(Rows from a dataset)
┄┄┄┄┄┄┄┄┄┄

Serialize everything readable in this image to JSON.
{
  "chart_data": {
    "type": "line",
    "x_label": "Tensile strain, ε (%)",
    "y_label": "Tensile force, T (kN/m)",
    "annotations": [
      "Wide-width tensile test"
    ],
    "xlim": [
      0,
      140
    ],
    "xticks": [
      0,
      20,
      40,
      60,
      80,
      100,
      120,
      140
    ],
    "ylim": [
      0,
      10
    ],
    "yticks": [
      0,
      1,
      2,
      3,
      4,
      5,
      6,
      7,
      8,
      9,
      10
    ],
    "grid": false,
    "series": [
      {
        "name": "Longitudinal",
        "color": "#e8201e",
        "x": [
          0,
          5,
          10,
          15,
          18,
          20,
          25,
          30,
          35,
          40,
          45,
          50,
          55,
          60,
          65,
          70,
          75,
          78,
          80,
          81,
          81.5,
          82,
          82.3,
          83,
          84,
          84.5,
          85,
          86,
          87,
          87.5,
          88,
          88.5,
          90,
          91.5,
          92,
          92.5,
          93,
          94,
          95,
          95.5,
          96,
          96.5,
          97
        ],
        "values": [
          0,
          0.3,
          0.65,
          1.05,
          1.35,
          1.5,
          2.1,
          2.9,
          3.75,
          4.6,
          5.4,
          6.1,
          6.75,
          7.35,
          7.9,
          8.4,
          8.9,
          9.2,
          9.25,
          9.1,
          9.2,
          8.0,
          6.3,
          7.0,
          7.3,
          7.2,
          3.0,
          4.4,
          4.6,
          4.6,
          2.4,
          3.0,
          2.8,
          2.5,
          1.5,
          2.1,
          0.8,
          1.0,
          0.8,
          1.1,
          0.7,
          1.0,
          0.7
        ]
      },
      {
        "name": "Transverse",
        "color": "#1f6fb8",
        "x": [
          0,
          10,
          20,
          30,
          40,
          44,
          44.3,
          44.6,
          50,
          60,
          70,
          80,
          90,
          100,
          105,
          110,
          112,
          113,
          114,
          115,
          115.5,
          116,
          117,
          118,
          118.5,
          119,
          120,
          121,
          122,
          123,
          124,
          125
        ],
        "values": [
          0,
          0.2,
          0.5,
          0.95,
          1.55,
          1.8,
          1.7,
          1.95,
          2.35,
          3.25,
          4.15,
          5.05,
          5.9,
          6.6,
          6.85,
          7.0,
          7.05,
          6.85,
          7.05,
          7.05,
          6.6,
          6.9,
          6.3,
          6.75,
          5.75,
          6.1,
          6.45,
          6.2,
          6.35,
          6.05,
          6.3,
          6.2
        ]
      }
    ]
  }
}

┄┄┄┄┄┄┄┄┄┄

What is asked
Print the records above in full, exactly.

Exercise answer
Serialize everything readable in this image to JSON.
{
  "chart_data": {
    "type": "line",
    "x_label": "Tensile strain, ε (%)",
    "y_label": "Tensile force, T (kN/m)",
    "annotations": [
      "Wide-width tensile test"
    ],
    "xlim": [
      0,
      140
    ],
    "xticks": [
      0,
      20,
      40,
      60,
      80,
      100,
      120,
      140
    ],
    "ylim": [
      0,
      10
    ],
    "yticks": [
      0,
      1,
      2,
      3,
      4,
      5,
      6,
      7,
      8,
      9,
      10
    ],
    "grid": false,
    "series": [
      {
        "name": "Longitudinal",
        "color": "#e8201e",
        "x": [
          0,
          5,
          10,
          15,
          18,
          20,
          25,
          30,
          35,
          40,
          45,
          50,
          55,
          60,
          65,
          70,
          75,
          78,
          80,
          81,
          81.5,
          82,
          82.3,
          83,
          84,
          84.5,
          85,
          86,
          87,
          87.5,
          88,
          88.5,
          90,
          91.5,
          92,
          92.5,
          93,
          94,
          95,
          95.5,
          96,
          96.5,
          97
        ],
        "values": [
          0,
          0.3,
          0.65,
          1.05,
          1.35,
          1.5,
          2.1,
          2.9,
          3.75,
          4.6,
          5.4,
          6.1,
          6.75,
          7.35,
          7.9,
          8.4,
          8.9,
          9.2,
          9.25,
          9.1,
          9.2,
          8.0,
          6.3,
          7.0,
          7.3,
          7.2,
          3.0,
          4.4,
          4.6,
          4.6,
          2.4,
          3.0,
          2.8,
          2.5,
          1.5,
          2.1,
          0.8,
          1.0,
          0.8,
          1.1,
          0.7,
          1.0,
          0.7
        ]
      },
      {
        "name": "Transverse",
        "color": "#1f6fb8",
        "x": [
          0,
          10,
          20,
          30,
          40,
          44,
          44.3,
          44.6,
          50,
          60,
          70,
          80,
          90,
          100,
          105,
          110,
          112,
          113,
          114,
          115,
          115.5,
          116,
          117,
          118,
          118.5,
          119,
          120,
          121,
          122,
          123,
          124,
          125
        ],
        "values": [
          0,
          0.2,
          0.5,
          0.95,
          1.55,
          1.8,
          1.7,
          1.95,
          2.35,
          3.25,
          4.15,
          5.05,
          5.9,
          6.6,
          6.85,
          7.0,
          7.05,
          6.85,
          7.05,
          7.05,
          6.6,
          6.9,
          6.3,
          6.75,
          5.75,
          6.1,
          6.45,
          6.2,
          6.35,
          6.05,
          6.3,
          6.2
        ]
      }
    ]
  }
}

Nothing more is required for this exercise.